▸ WRITTEN REQUEST:
Filter these entries, keeping only lines that hold the word "字开头的四字词语有".

Data entries:
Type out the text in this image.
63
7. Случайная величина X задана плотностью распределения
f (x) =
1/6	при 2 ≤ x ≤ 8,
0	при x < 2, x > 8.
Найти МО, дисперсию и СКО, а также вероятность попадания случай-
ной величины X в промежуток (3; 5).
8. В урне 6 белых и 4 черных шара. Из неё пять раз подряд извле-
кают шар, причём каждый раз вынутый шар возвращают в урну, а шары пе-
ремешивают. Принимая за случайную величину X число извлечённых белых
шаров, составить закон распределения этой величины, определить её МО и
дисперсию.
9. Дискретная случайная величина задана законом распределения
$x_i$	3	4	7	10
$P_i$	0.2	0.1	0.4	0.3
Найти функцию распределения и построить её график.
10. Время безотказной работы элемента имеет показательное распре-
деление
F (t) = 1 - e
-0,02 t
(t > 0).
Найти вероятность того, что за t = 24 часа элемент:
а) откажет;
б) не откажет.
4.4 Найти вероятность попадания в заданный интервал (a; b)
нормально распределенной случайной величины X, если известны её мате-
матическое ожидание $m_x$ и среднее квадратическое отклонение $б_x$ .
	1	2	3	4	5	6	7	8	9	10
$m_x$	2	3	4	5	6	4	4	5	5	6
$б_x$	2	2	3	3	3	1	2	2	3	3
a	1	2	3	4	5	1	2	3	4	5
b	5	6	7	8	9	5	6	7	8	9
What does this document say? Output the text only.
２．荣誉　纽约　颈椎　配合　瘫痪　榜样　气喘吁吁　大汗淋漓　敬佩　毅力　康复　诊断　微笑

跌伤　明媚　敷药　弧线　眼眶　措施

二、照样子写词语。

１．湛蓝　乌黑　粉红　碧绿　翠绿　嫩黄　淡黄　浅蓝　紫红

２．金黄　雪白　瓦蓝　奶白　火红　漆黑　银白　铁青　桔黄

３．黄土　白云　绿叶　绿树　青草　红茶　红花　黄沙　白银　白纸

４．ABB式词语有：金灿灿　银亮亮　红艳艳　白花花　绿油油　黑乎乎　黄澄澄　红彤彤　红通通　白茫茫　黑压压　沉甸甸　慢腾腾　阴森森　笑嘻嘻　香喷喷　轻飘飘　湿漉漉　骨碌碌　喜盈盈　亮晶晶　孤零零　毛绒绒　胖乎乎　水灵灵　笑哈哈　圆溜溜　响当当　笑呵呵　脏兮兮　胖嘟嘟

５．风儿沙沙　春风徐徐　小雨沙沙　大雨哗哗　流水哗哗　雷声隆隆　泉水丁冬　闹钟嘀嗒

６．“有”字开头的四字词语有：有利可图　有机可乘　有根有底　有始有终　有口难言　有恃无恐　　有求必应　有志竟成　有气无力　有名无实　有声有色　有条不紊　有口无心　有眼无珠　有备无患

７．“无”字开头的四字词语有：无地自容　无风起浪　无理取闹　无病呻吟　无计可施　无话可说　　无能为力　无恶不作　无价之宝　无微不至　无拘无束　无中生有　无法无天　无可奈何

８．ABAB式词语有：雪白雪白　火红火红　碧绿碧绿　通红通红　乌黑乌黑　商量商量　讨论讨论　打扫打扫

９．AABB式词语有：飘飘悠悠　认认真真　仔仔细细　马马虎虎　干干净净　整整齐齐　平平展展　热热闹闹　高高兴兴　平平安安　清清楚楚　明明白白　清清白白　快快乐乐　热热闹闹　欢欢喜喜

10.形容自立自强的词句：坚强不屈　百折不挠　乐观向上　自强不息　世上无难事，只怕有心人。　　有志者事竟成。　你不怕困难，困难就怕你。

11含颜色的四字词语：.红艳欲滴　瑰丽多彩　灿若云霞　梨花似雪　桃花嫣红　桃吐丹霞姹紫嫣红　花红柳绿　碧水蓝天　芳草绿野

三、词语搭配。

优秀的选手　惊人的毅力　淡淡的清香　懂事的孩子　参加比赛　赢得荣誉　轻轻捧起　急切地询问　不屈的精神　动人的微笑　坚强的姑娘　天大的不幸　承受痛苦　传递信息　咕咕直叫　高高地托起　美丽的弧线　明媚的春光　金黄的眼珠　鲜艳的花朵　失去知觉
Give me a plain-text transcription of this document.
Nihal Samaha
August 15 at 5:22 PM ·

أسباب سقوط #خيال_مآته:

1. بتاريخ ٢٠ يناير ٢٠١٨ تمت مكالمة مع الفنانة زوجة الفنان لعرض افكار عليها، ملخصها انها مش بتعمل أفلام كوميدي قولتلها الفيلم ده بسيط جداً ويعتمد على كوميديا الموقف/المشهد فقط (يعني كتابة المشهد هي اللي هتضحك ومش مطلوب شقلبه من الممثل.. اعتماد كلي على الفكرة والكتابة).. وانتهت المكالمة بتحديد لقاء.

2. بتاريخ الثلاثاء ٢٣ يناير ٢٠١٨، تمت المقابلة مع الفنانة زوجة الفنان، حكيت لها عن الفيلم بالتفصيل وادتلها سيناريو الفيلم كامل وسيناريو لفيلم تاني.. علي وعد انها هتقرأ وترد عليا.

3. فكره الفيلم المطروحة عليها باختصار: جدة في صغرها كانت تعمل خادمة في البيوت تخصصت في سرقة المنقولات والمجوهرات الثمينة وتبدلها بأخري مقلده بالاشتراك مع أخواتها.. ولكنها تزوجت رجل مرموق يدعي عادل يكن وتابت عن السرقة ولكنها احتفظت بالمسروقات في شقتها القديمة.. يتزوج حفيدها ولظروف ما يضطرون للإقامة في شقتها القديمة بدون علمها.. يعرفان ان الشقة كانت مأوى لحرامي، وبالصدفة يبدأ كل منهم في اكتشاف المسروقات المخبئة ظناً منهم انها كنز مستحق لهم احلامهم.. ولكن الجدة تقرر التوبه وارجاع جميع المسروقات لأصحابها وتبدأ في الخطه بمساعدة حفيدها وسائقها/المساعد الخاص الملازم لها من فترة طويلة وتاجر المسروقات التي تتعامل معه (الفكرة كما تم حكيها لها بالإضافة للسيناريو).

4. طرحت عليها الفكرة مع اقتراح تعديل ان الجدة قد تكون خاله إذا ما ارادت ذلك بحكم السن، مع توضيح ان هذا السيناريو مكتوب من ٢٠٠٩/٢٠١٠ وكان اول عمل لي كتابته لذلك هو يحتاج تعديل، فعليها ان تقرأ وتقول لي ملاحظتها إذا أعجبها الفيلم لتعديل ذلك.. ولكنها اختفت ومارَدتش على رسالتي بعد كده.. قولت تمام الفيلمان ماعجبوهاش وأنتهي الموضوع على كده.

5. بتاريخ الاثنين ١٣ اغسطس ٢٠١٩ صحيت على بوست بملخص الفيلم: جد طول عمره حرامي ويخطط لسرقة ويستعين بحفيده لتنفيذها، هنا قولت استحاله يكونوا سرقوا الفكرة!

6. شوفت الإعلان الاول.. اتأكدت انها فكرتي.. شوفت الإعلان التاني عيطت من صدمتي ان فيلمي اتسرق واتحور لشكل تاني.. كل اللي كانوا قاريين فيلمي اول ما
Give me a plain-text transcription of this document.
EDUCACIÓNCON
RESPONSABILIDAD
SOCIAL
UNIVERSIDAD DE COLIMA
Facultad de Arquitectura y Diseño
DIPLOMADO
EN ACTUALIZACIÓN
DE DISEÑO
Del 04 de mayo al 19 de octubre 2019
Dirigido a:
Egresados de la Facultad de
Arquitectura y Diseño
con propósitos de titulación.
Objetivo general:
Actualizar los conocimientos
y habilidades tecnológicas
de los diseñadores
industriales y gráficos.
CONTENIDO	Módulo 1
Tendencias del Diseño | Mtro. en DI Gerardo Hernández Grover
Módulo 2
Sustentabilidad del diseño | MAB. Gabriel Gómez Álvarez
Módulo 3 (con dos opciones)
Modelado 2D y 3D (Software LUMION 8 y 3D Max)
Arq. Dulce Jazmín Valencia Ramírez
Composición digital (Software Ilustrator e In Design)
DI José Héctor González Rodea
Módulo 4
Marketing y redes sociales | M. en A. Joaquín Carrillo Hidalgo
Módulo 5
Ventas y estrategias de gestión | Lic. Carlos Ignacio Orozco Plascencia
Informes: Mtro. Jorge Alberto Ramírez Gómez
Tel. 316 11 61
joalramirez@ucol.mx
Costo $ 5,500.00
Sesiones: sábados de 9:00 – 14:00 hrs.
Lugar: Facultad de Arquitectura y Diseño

▸ RESULT OF THE EXERCISE:
６．“有”字开头的四字词语有：有利可图　有机可乘　有根有底　有始有终　有口难言　有恃无恐　　有求必应　有志竟成　有气无力　有名无实　有声有色　有条不紊　有口无心　有眼无珠　有备无患
７．“无”字开头的四字词语有：无地自容　无风起浪　无理取闹　无病呻吟　无计可施　无话可说　　无能为力　无恶不作　无价之宝　无微不至　无拘无束　无中生有　无法无天　无可奈何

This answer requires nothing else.